• **STATED GOAL**: Write out all the lines again, precisely as they stand, but without the images.

▼

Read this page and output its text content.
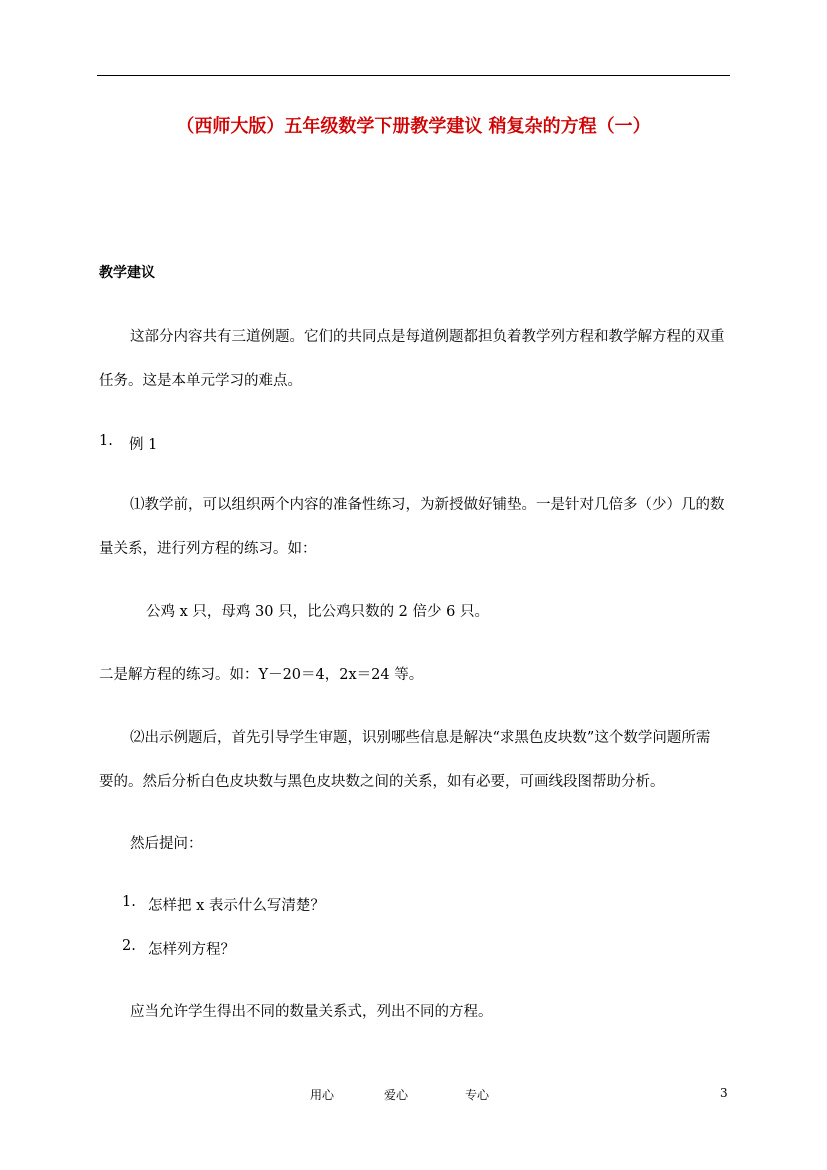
（西师大版）五年级数学下册教学建议 稍复杂的方程（一）
教学建议
这部分内容共有三道例题。它们的共同点是每道例题都担负着教学列方程和教学解方程的双重
任务。这是本单元学习的难点。
1. 例 1
⑴教学前，可以组织两个内容的准备性练习，为新授做好铺垫。一是针对几倍多（少）几的数
量关系，进行列方程的练习。如：
公鸡 x 只，母鸡 30 只，比公鸡只数的 2 倍少 6 只。
二是解方程的练习。如：Y－20＝4，2x＝24 等。
⑵出示例题后，首先引导学生审题，识别哪些信息是解决“求黑色皮块数”这个数学问题所需
要的。然后分析白色皮块数与黑色皮块数之间的关系，如有必要，可画线段图帮助分析。
然后提问：
1. 怎样把 x 表示什么写清楚？
2. 怎样列方程？
应当允许学生得出不同的数量关系式，列出不同的方程。
用心	爱心	专心	3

▲

• **THE RESPONSE**:
Read this page and output its text content.
（西师大版）五年级数学下册教学建议 稍复杂的方程（一）
教学建议
这部分内容共有三道例题。它们的共同点是每道例题都担负着教学列方程和教学解方程的双重
任务。这是本单元学习的难点。
1. 例 1
⑴教学前，可以组织两个内容的准备性练习，为新授做好铺垫。一是针对几倍多（少）几的数
量关系，进行列方程的练习。如：
公鸡 x 只，母鸡 30 只，比公鸡只数的 2 倍少 6 只。
二是解方程的练习。如：Y－20＝4，2x＝24 等。
⑵出示例题后，首先引导学生审题，识别哪些信息是解决“求黑色皮块数”这个数学问题所需
要的。然后分析白色皮块数与黑色皮块数之间的关系，如有必要，可画线段图帮助分析。
然后提问：
1. 怎样把 x 表示什么写清楚？
2. 怎样列方程？
应当允许学生得出不同的数量关系式，列出不同的方程。
用心	爱心	专心	3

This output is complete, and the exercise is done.